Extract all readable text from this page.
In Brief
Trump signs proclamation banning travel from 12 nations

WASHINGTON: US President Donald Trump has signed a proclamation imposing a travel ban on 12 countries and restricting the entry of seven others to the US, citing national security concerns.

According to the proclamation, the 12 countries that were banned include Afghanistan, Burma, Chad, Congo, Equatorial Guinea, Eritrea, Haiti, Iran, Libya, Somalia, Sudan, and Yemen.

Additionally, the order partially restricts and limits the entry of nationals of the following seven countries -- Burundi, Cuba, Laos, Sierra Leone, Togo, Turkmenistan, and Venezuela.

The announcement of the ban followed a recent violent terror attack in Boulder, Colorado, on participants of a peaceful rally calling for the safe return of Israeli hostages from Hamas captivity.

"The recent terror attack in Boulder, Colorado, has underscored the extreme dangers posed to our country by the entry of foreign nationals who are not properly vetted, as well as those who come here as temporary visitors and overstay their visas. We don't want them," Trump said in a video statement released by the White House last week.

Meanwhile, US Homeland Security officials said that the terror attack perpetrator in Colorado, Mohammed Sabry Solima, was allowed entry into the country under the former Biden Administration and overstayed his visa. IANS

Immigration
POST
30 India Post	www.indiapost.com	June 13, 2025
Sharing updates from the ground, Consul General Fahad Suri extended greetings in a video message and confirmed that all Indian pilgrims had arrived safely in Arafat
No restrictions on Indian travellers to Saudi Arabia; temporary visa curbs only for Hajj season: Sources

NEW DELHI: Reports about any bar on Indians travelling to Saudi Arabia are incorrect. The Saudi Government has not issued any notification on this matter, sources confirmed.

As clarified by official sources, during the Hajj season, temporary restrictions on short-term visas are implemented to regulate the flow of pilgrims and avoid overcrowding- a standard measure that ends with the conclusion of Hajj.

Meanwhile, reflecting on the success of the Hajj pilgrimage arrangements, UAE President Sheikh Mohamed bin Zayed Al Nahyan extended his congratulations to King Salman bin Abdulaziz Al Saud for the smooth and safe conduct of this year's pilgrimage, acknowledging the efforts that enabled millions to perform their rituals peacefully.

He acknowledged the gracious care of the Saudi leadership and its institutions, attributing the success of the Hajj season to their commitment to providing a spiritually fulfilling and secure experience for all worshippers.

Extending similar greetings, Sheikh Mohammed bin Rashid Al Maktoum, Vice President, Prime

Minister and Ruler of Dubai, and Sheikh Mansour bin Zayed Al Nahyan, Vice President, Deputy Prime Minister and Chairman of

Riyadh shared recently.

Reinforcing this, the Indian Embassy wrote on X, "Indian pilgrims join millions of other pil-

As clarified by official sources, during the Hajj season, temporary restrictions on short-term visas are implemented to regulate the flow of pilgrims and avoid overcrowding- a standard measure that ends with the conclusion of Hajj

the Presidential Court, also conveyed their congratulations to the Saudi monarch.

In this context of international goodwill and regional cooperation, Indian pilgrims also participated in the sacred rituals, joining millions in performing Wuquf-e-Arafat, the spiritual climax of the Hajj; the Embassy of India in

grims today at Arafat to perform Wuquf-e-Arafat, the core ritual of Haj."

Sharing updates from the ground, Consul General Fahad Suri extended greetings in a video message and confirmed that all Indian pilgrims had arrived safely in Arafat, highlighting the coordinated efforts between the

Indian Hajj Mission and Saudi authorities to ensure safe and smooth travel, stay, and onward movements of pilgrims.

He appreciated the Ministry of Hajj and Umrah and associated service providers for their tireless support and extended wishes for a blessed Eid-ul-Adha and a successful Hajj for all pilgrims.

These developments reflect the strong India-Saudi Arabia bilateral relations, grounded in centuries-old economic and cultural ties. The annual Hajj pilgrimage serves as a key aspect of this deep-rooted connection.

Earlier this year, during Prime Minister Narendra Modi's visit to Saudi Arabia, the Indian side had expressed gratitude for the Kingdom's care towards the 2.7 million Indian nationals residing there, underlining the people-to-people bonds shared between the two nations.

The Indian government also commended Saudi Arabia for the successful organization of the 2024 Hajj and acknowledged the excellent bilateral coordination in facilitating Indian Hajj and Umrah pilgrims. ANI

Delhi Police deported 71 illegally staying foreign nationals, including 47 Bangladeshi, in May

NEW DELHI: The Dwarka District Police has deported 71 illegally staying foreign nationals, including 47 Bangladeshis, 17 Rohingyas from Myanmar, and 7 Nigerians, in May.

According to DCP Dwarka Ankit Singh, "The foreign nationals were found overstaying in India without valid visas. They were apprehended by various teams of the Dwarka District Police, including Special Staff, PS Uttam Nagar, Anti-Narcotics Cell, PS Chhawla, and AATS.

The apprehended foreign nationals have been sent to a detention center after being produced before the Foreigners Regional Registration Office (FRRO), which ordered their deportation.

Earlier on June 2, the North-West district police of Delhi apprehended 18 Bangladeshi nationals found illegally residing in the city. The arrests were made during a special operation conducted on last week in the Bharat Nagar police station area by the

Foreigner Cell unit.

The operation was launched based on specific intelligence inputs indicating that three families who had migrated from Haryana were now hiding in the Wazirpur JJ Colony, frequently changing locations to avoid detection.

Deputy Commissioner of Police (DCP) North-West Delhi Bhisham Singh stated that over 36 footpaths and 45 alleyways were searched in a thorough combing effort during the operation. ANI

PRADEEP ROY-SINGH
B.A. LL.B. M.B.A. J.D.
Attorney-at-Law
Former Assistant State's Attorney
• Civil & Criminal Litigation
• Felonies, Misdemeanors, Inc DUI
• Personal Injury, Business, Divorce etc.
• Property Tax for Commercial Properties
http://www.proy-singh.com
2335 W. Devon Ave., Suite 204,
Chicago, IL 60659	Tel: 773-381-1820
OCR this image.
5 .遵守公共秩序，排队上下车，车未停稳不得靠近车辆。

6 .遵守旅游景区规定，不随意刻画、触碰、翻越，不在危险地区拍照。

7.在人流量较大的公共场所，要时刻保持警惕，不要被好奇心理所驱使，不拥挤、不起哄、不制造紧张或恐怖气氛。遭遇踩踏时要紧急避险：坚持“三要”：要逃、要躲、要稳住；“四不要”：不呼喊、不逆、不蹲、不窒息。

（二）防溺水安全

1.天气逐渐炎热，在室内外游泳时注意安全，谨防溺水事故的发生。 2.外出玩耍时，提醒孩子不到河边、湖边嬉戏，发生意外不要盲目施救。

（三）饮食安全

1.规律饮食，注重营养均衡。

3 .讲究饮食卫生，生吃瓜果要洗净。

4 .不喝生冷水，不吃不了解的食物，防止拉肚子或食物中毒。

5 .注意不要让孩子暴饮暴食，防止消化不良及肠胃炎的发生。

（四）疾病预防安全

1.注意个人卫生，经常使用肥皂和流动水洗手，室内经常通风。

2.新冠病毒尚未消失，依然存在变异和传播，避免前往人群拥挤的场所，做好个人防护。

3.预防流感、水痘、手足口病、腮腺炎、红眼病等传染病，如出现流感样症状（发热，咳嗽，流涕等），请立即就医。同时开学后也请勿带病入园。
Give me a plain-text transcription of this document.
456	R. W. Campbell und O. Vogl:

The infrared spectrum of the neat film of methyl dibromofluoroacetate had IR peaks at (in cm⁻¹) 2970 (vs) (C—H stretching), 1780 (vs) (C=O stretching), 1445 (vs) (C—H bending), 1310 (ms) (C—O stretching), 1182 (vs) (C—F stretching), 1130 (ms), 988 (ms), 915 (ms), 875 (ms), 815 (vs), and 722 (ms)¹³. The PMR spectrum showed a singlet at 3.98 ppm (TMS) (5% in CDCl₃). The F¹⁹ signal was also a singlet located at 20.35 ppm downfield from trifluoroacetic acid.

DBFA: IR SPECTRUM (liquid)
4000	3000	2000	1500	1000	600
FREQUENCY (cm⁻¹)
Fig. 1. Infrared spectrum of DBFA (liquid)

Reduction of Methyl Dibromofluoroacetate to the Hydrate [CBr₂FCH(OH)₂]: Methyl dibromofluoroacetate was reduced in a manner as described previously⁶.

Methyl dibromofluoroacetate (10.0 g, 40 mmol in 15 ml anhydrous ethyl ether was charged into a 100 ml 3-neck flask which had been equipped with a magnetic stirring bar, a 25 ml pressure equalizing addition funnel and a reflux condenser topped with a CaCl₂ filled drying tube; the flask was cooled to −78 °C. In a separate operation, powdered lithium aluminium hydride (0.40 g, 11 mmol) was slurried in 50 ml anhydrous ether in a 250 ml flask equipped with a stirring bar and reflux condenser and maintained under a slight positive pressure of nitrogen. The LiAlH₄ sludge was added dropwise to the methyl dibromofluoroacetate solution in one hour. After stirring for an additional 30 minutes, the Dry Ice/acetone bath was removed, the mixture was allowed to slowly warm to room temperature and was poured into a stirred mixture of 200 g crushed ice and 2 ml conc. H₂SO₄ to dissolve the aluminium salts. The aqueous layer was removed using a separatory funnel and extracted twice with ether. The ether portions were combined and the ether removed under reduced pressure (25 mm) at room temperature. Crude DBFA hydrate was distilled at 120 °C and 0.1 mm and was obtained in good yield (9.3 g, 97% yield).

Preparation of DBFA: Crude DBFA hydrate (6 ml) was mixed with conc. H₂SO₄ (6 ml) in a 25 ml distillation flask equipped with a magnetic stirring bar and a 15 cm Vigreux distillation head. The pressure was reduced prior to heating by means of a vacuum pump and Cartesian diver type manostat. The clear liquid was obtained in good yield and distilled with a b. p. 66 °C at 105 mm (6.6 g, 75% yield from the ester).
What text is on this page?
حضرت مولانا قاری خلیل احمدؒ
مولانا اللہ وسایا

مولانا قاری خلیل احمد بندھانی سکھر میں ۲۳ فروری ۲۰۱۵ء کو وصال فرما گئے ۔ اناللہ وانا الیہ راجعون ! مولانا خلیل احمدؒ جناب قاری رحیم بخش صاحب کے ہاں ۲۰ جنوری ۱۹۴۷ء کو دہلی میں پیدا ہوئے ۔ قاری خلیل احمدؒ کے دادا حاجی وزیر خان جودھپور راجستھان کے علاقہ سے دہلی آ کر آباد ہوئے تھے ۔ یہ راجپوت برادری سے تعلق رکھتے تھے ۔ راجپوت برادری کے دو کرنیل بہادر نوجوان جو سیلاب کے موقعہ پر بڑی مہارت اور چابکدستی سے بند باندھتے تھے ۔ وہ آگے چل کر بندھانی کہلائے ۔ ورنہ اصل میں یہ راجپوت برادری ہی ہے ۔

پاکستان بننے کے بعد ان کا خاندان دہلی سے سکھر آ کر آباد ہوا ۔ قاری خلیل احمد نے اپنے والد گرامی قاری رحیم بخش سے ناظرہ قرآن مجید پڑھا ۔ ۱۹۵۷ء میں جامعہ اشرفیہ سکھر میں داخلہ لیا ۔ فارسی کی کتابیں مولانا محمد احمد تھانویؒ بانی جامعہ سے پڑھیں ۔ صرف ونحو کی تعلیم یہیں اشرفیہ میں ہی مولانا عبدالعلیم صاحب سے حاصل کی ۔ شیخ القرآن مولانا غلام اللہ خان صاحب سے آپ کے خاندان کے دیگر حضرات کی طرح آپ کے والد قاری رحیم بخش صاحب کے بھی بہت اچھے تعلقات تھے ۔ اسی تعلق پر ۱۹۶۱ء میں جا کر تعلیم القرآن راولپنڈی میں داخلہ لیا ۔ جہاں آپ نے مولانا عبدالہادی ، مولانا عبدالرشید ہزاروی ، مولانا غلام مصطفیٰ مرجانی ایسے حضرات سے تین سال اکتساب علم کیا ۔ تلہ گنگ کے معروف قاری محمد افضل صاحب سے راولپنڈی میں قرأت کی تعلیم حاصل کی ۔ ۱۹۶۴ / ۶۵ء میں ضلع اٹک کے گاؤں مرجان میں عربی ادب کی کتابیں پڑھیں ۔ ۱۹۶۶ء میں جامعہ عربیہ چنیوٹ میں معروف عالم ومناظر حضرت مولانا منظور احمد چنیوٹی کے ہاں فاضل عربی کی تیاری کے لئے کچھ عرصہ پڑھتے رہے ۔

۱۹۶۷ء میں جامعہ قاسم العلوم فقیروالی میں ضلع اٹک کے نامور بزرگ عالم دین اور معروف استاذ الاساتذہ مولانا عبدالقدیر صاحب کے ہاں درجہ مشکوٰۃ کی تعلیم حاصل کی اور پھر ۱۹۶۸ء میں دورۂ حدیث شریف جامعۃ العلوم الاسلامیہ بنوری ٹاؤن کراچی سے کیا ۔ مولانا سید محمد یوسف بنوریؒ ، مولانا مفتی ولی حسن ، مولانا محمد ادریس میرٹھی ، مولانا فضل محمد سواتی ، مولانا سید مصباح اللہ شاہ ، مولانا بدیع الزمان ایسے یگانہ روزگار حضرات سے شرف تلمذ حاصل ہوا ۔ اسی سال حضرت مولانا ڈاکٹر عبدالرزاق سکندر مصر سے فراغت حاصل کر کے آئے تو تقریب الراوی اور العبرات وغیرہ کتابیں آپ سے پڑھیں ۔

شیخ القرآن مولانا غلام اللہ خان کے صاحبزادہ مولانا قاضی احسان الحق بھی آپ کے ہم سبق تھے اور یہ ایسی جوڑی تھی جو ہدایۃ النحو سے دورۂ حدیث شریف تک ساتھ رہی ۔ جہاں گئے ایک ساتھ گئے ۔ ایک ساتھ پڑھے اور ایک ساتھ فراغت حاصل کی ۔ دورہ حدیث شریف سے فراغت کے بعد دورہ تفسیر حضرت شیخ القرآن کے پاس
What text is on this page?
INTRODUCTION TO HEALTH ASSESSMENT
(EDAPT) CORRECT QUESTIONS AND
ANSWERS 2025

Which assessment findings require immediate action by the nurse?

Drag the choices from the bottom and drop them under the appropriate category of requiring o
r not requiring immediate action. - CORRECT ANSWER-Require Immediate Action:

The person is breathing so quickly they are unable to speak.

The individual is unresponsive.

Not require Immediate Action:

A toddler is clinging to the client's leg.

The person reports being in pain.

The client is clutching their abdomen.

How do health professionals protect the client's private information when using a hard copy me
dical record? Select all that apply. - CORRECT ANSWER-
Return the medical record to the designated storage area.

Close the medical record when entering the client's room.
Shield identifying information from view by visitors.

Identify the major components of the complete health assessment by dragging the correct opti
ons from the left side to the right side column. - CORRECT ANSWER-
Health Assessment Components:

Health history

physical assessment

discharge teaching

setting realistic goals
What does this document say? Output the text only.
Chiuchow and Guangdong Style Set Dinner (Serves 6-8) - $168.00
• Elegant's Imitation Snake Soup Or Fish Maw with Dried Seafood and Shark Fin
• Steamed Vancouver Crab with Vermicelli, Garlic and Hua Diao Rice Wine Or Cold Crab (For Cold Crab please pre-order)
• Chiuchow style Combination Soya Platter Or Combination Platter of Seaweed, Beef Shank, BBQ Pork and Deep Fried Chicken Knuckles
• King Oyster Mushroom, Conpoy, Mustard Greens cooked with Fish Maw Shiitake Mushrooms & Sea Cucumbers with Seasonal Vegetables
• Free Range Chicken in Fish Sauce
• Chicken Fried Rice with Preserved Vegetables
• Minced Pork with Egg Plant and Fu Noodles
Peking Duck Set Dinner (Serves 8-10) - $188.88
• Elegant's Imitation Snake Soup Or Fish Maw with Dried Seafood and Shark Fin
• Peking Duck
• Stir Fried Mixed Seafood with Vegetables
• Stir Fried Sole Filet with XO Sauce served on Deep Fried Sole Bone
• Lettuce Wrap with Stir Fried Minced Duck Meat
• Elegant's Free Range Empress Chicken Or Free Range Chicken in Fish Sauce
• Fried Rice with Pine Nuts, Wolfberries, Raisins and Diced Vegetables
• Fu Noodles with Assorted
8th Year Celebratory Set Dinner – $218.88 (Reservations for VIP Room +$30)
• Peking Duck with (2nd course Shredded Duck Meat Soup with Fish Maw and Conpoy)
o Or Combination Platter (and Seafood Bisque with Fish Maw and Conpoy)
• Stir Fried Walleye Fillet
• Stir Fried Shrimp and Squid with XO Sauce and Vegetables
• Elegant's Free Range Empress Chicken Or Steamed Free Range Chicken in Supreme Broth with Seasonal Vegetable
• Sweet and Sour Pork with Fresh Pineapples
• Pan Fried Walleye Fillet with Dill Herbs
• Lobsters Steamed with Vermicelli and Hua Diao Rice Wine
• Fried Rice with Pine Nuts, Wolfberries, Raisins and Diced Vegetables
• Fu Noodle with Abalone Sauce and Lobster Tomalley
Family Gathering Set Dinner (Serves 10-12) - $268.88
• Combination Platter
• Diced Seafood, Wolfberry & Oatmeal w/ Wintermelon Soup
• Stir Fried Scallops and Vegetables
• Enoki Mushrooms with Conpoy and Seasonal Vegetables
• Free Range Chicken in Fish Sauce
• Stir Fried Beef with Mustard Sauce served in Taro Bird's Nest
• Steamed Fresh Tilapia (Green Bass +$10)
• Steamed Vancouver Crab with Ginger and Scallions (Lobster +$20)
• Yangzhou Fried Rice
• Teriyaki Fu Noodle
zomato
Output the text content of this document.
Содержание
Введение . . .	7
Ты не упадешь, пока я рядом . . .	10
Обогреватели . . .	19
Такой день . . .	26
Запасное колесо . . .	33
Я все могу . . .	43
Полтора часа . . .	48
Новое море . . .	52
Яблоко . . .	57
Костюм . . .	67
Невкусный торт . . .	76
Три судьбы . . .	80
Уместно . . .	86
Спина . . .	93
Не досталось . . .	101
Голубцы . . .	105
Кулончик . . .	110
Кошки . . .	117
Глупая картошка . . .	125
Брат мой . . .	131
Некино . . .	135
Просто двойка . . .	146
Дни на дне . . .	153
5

▶ [Task to complete] Go through the data and gather every line that holds "Pork".

▶ [The result]
• Chiuchow style Combination Soya Platter Or Combination Platter of Seaweed, Beef Shank, BBQ Pork and Deep Fried Chicken Knuckles
• Minced Pork with Egg Plant and Fu Noodles
• Sweet and Sour Pork with Fresh Pineapples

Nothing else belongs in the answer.